• [ITEMS]:
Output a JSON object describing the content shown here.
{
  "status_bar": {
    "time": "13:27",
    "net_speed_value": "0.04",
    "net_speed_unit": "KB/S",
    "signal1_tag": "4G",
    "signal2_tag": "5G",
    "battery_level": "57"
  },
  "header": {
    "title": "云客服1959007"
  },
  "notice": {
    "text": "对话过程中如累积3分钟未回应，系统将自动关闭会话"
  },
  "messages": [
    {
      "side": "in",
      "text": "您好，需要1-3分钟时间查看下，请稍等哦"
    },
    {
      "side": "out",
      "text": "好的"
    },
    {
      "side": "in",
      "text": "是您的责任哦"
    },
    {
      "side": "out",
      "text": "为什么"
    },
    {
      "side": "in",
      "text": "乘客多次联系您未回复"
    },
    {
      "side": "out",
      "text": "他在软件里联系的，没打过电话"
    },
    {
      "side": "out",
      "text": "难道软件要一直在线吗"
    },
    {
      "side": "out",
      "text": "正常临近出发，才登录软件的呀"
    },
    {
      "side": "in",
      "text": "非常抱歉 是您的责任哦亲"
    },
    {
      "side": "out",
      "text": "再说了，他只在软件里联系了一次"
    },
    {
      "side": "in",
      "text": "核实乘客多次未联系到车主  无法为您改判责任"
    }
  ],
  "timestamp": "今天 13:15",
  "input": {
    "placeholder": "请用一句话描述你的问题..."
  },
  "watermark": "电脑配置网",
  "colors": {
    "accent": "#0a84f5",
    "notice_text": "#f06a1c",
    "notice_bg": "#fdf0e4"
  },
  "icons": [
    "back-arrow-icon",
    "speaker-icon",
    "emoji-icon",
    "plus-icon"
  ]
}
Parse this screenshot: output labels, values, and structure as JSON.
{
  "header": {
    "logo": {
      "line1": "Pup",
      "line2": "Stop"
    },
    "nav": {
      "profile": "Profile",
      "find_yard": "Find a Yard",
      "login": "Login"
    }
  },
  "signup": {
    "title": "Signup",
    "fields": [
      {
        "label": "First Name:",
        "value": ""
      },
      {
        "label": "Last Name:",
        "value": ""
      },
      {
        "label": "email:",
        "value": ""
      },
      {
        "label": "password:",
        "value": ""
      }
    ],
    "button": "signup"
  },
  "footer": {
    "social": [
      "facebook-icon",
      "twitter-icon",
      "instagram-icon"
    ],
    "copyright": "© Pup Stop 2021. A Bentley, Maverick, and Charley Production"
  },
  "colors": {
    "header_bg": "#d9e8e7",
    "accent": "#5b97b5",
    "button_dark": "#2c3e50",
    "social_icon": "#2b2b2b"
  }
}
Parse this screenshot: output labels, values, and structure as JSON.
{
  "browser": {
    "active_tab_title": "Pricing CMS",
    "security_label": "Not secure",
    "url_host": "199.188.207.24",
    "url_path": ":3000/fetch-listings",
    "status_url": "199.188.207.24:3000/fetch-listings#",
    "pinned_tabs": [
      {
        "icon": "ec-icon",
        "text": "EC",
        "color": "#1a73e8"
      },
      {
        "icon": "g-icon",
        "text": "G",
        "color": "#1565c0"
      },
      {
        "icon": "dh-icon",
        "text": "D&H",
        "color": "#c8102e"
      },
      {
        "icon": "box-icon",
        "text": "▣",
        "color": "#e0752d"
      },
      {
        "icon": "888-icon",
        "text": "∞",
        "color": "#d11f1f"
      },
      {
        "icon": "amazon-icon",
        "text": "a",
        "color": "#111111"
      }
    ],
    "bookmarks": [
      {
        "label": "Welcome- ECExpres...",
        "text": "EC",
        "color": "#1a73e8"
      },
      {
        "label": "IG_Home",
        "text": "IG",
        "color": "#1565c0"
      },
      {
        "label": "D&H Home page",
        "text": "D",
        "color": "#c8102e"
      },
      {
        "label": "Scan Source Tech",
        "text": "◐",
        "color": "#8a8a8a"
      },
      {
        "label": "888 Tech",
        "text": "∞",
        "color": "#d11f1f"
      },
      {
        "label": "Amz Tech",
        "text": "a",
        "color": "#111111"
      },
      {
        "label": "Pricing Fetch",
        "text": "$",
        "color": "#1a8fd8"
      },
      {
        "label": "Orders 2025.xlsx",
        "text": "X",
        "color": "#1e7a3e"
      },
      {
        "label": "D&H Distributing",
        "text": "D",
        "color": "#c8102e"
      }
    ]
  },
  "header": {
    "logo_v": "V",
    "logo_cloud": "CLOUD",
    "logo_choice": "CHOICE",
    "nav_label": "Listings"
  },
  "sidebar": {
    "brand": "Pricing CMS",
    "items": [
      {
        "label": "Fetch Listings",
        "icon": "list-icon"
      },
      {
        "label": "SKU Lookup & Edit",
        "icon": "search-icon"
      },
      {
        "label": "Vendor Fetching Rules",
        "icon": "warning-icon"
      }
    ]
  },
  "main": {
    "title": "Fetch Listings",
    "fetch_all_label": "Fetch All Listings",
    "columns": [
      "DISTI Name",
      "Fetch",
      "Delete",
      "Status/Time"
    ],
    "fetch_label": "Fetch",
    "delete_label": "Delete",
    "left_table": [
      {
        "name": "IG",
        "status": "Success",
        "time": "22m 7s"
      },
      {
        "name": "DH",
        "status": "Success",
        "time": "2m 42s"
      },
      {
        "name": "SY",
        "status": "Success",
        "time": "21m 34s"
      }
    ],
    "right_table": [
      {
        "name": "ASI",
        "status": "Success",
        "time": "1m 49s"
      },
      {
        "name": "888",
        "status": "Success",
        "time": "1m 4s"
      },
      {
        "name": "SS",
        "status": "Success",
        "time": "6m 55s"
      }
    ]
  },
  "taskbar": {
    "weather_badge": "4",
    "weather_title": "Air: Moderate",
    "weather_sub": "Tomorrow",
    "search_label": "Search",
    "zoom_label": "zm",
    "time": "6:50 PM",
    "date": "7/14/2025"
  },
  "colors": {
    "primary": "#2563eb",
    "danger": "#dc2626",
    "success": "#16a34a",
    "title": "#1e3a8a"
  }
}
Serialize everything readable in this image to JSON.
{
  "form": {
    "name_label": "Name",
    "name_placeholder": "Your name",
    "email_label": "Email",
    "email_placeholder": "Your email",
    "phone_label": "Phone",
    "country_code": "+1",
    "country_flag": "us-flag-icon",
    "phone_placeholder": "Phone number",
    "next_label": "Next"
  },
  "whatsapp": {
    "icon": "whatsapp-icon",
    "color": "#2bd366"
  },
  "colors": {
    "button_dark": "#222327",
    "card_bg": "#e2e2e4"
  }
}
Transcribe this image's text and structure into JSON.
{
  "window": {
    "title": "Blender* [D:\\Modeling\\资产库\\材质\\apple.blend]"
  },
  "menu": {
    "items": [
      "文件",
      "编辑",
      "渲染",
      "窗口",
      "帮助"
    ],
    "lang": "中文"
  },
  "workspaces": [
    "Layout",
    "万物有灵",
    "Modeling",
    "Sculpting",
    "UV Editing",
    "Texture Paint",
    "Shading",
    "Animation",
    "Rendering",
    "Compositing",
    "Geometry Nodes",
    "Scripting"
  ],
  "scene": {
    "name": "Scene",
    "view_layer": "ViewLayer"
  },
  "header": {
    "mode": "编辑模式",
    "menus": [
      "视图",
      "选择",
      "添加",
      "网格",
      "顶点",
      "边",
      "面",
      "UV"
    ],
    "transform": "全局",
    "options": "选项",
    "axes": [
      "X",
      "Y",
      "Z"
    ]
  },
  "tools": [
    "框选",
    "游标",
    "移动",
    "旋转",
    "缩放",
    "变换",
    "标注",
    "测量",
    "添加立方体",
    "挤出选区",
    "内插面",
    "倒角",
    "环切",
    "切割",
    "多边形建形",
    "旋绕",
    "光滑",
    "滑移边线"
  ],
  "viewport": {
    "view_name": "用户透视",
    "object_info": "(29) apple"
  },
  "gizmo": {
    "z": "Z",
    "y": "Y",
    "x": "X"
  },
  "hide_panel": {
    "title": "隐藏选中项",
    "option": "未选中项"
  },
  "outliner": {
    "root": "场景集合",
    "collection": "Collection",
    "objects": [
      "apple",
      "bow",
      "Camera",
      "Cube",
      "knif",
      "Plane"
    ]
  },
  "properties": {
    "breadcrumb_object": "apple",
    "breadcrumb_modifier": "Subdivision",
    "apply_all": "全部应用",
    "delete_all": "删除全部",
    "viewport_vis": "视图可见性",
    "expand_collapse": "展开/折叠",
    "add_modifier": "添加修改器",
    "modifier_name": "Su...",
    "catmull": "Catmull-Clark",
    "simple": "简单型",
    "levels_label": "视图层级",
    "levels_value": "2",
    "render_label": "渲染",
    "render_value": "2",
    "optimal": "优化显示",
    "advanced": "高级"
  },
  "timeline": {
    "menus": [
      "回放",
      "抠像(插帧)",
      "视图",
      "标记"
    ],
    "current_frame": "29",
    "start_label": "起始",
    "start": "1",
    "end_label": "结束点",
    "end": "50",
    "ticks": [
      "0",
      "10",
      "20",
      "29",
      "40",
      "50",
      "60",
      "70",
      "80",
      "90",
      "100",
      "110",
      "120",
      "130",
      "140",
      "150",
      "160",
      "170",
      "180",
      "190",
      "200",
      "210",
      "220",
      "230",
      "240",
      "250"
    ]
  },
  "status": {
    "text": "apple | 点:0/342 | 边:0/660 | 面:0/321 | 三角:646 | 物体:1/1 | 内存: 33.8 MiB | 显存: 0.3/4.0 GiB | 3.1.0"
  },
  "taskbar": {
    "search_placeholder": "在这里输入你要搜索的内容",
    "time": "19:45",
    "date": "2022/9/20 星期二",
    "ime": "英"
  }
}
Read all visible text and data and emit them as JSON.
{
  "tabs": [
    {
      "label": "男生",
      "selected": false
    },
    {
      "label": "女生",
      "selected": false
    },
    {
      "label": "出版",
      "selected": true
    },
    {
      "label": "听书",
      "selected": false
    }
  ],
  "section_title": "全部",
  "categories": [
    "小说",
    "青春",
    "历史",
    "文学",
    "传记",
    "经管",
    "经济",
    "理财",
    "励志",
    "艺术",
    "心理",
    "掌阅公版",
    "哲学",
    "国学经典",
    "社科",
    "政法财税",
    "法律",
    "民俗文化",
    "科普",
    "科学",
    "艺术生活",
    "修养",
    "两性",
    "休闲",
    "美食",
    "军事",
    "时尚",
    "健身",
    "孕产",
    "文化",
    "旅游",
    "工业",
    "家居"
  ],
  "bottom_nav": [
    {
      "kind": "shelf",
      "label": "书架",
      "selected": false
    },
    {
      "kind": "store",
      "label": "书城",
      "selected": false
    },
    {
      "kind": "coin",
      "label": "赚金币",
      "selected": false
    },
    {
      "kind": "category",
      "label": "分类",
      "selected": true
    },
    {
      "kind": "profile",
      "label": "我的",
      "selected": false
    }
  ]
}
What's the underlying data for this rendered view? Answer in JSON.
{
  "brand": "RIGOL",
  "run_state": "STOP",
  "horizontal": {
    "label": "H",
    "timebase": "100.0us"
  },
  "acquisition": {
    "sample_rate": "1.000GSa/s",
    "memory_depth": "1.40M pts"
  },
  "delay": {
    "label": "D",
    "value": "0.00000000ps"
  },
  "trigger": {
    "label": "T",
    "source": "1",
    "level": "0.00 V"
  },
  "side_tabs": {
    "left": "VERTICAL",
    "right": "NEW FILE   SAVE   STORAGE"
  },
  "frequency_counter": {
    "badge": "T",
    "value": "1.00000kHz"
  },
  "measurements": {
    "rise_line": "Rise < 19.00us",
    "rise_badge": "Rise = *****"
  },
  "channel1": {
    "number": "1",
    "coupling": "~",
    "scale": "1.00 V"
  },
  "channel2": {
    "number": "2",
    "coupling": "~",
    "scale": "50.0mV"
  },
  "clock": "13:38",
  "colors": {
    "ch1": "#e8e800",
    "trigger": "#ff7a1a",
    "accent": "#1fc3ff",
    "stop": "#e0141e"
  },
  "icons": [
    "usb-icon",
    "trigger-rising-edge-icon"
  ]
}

• [GIVEN REQUEST]: Working from the entries above, return all lines that contain "Modeling".

• [RESPONSE BELOW]:
    "title": "Blender* [D:\\Modeling\\资产库\\材质\\apple.blend]"
    "Modeling",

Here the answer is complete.